EXCERPTED DATA:

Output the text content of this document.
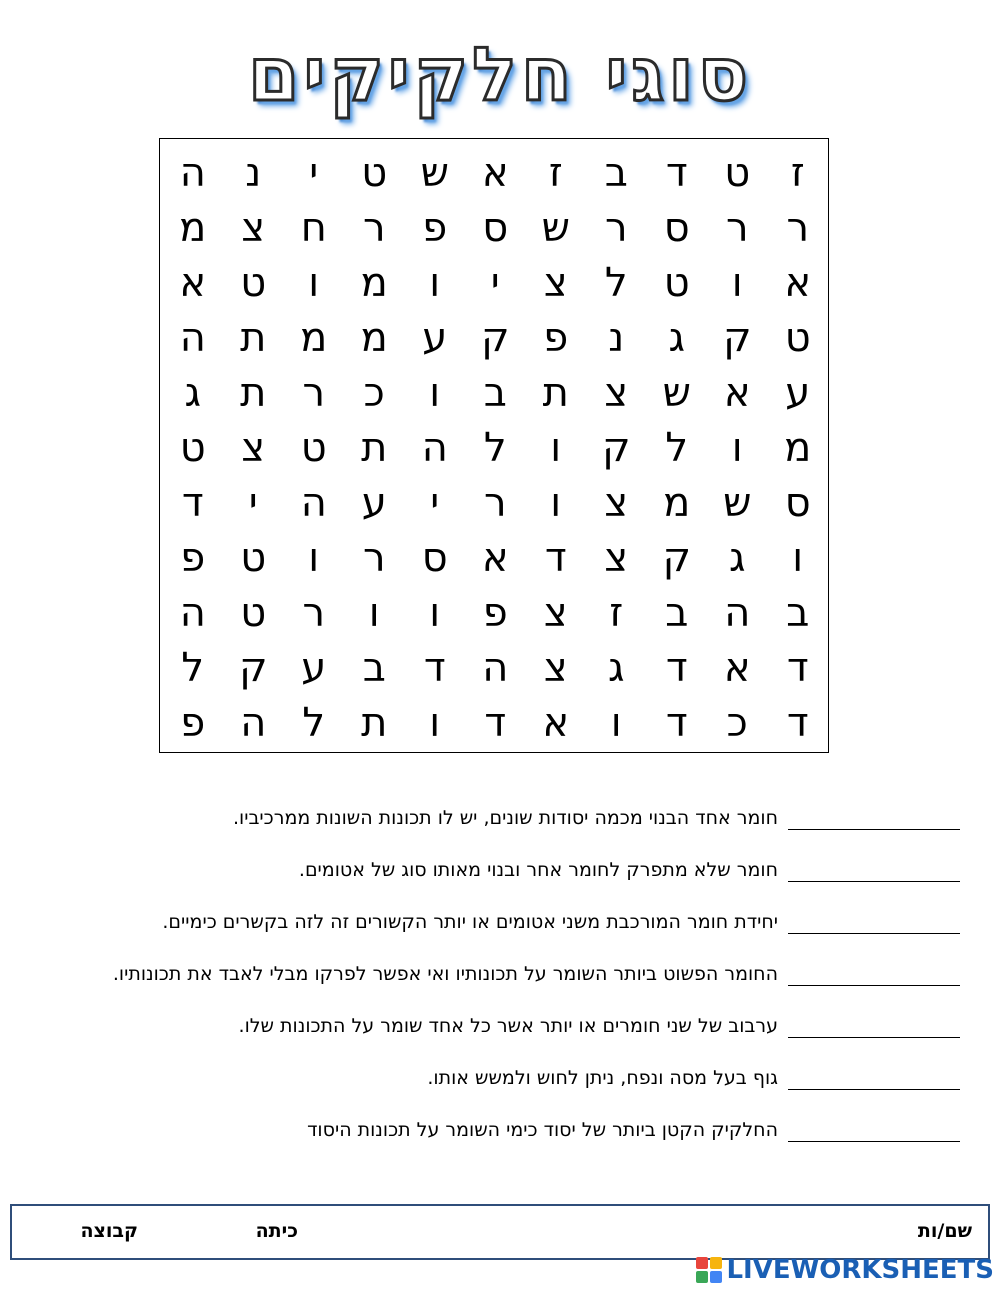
סוגי חלקיקים
ז
ט
ד
ב
ז
א
ש
ט
י
נ
ה
ר
ר
ס
ר
ש
ס
פ
ר
ח
צ
מ
א
ו
ט
ל
צ
י
ו
מ
ו
ט
א
ט
ק
ג
נ
פ
ק
ע
מ
מ
ת
ה
ע
א
ש
צ
ת
ב
ו
כ
ר
ת
ג
מ
ו
ל
ק
ו
ל
ה
ת
ט
צ
ט
ס
ש
מ
צ
ו
ר
י
ע
ה
י
ד
ו
ג
ק
צ
ד
א
ס
ר
ו
ט
פ
ב
ה
ב
ז
צ
פ
ו
ו
ר
ט
ה
ד
א
ד
ג
צ
ה
ד
ב
ע
ק
ל
ד
כ
ד
ו
א
ד
ו
ת
ל
ה
פ
חומר אחד הבנוי מכמה יסודות שונים, יש לו תכונות השונות ממרכיביו.
חומר שלא מתפרק לחומר אחר ובנוי מאותו סוג של אטומים.
יחידת חומר המורכבת משני אטומים או יותר הקשורים זה לזה בקשרים כימיים.
החומר הפשוט ביותר השומר על תכונותיו ואי אפשר לפרקו מבלי לאבד את תכונותיו.
ערבוב של שני חומרים או יותר אשר כל אחד שומר על התכונות שלו.
גוף בעל מסה ונפח, ניתן לחוש ולמשש אותו.
החלקיק הקטן ביותר של יסוד כימי השומר על תכונות היסוד
שם/ות
כיתה
קבוצה
LIVEWORKSHEETS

WHAT IS ASKED:
Your task is to repeat the data above exactly while excluding the pictures.

RESPONSE:
Output the text content of this document.
סוגי חלקיקים
ז
ט
ד
ב
ז
א
ש
ט
י
נ
ה
ר
ר
ס
ר
ש
ס
פ
ר
ח
צ
מ
א
ו
ט
ל
צ
י
ו
מ
ו
ט
א
ט
ק
ג
נ
פ
ק
ע
מ
מ
ת
ה
ע
א
ש
צ
ת
ב
ו
כ
ר
ת
ג
מ
ו
ל
ק
ו
ל
ה
ת
ט
צ
ט
ס
ש
מ
צ
ו
ר
י
ע
ה
י
ד
ו
ג
ק
צ
ד
א
ס
ר
ו
ט
פ
ב
ה
ב
ז
צ
פ
ו
ו
ר
ט
ה
ד
א
ד
ג
צ
ה
ד
ב
ע
ק
ל
ד
כ
ד
ו
א
ד
ו
ת
ל
ה
פ
חומר אחד הבנוי מכמה יסודות שונים, יש לו תכונות השונות ממרכיביו.
חומר שלא מתפרק לחומר אחר ובנוי מאותו סוג של אטומים.
יחידת חומר המורכבת משני אטומים או יותר הקשורים זה לזה בקשרים כימיים.
החומר הפשוט ביותר השומר על תכונותיו ואי אפשר לפרקו מבלי לאבד את תכונותיו.
ערבוב של שני חומרים או יותר אשר כל אחד שומר על התכונות שלו.
גוף בעל מסה ונפח, ניתן לחוש ולמשש אותו.
החלקיק הקטן ביותר של יסוד כימי השומר על תכונות היסוד
שם/ות
כיתה
קבוצה
LIVEWORKSHEETS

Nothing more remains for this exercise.